WHAT YOU HAVE TO DO. Gather up every line from the entries below that uses the word "source".

DATA SECTION.
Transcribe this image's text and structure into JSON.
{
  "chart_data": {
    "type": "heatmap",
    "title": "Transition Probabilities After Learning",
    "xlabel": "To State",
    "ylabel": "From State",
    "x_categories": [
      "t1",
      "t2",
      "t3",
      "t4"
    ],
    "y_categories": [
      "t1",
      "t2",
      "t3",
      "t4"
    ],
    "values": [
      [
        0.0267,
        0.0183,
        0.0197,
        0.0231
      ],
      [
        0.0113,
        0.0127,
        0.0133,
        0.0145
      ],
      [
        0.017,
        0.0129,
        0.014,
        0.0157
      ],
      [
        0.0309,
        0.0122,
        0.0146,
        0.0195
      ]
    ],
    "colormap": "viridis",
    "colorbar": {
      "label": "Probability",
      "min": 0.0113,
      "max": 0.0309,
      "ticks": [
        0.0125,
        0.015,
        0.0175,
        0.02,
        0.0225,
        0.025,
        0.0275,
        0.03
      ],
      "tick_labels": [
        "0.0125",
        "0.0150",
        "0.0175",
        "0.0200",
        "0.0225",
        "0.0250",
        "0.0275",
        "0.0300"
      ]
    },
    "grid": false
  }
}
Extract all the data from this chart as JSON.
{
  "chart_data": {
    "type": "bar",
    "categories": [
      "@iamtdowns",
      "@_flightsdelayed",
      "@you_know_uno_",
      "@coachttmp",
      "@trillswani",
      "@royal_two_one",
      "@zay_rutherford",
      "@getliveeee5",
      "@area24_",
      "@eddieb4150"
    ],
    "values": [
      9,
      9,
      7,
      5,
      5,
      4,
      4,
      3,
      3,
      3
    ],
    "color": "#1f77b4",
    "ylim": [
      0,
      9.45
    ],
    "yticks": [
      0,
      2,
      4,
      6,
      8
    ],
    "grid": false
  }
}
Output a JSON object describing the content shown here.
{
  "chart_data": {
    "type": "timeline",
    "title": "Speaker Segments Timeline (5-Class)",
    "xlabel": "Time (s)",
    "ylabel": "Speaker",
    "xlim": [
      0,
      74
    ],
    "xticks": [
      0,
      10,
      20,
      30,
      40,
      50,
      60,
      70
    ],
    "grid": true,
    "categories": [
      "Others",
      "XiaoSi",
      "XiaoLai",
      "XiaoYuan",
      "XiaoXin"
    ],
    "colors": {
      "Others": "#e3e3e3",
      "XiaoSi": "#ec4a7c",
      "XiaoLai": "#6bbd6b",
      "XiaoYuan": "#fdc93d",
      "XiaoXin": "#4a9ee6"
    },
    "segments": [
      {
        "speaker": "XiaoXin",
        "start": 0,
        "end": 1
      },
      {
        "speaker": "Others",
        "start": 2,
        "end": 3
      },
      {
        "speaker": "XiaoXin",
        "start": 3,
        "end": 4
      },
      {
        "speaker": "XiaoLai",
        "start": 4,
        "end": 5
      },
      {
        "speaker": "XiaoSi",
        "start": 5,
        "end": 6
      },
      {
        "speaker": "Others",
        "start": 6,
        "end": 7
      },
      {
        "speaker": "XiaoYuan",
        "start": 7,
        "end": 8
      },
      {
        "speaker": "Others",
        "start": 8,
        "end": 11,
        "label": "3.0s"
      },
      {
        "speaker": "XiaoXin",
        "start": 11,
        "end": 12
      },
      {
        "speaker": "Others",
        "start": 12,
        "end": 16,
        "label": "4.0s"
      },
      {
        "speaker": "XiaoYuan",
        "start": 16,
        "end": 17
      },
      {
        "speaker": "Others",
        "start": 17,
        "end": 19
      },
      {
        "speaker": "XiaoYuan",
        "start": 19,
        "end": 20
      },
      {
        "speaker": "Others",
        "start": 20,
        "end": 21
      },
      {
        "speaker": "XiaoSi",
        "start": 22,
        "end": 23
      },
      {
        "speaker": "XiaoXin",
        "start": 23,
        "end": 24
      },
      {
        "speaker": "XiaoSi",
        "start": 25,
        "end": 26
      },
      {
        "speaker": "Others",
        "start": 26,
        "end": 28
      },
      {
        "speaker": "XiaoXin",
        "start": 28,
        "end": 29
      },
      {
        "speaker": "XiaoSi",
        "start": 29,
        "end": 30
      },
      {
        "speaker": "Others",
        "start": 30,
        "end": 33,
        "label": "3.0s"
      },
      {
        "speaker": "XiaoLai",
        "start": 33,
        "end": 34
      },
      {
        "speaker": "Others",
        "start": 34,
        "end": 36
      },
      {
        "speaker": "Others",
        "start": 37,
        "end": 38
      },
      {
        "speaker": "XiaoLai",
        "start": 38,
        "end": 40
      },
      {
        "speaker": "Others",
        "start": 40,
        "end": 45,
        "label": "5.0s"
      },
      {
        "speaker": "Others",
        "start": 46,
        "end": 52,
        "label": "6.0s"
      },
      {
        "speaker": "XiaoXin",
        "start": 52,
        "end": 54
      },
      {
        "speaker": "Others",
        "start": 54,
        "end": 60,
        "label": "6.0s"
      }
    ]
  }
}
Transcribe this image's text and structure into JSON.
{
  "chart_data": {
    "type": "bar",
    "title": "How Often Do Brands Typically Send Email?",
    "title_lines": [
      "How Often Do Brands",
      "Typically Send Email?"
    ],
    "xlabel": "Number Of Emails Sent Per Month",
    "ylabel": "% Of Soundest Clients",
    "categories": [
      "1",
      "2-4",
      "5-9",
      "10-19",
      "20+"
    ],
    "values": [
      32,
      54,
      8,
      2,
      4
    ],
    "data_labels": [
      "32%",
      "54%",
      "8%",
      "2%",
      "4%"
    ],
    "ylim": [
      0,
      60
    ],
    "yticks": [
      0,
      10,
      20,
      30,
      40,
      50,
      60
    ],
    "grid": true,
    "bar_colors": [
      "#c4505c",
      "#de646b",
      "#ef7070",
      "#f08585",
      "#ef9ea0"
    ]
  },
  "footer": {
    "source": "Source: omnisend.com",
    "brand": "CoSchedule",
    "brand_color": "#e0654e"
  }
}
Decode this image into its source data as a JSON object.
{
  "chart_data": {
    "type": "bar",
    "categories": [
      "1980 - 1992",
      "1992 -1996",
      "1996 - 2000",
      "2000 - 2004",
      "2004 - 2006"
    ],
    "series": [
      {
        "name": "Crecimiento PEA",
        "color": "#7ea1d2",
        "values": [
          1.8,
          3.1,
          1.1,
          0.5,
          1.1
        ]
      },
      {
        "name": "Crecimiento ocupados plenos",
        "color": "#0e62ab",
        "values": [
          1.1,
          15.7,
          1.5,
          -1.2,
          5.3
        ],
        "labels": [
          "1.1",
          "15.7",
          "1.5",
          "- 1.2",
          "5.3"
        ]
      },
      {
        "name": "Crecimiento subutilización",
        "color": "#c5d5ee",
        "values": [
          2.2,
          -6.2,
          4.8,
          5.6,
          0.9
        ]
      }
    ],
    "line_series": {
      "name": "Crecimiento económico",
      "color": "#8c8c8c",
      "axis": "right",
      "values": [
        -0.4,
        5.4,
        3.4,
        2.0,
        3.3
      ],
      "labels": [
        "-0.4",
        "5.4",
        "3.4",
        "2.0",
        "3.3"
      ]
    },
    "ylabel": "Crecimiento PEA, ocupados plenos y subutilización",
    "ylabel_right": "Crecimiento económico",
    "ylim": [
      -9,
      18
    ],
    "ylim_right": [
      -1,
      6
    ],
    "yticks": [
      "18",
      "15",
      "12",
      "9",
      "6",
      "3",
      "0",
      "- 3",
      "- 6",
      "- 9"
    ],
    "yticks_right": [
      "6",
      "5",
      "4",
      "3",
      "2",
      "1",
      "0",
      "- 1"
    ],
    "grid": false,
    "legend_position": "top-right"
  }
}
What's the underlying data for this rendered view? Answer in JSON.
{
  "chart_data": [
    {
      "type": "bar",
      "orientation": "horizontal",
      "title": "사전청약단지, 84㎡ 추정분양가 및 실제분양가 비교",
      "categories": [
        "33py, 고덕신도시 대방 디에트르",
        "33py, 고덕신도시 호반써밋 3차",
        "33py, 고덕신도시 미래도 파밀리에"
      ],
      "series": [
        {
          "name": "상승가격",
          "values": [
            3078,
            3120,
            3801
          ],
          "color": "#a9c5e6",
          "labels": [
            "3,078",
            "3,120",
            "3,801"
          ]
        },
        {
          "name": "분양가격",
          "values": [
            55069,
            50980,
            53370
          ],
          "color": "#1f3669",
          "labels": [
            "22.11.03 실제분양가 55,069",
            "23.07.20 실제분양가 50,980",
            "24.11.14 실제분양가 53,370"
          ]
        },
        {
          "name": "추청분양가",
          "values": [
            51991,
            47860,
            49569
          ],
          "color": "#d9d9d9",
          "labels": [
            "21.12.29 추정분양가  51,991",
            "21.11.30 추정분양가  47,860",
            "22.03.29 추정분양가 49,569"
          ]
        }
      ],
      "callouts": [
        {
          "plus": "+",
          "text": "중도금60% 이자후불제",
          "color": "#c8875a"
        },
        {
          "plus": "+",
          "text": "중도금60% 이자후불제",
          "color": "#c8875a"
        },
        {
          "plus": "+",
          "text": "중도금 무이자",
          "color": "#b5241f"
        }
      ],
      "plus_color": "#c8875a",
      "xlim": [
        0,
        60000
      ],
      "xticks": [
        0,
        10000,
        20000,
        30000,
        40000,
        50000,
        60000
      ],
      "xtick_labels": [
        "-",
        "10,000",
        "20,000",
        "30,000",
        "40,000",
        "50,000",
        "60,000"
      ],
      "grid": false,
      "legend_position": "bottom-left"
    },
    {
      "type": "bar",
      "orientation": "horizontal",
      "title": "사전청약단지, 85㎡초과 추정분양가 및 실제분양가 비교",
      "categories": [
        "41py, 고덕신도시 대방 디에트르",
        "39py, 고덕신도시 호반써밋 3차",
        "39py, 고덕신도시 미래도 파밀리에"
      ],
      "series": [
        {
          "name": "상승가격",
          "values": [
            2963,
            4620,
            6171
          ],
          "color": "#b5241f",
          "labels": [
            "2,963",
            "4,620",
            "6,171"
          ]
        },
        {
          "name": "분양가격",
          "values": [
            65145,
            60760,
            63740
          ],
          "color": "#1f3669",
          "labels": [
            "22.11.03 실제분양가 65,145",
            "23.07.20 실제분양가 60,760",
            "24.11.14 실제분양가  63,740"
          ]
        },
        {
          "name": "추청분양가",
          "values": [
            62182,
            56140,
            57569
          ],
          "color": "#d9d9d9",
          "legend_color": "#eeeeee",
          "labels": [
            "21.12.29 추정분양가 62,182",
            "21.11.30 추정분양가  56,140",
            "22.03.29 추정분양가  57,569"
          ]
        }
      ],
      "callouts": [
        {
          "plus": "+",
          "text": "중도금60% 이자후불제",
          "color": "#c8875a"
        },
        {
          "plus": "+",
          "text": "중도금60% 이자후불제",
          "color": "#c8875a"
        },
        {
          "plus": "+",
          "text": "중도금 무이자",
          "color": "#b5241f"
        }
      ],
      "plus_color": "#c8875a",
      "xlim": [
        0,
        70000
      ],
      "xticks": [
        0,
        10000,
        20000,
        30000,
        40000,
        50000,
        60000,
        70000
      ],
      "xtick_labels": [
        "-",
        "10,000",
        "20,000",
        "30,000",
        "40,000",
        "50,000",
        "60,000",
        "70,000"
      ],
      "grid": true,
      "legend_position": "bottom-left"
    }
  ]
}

EXERCISE RESULT.
    "source": "Source: omnisend.com",
Decode this image into its source data as a JSON object.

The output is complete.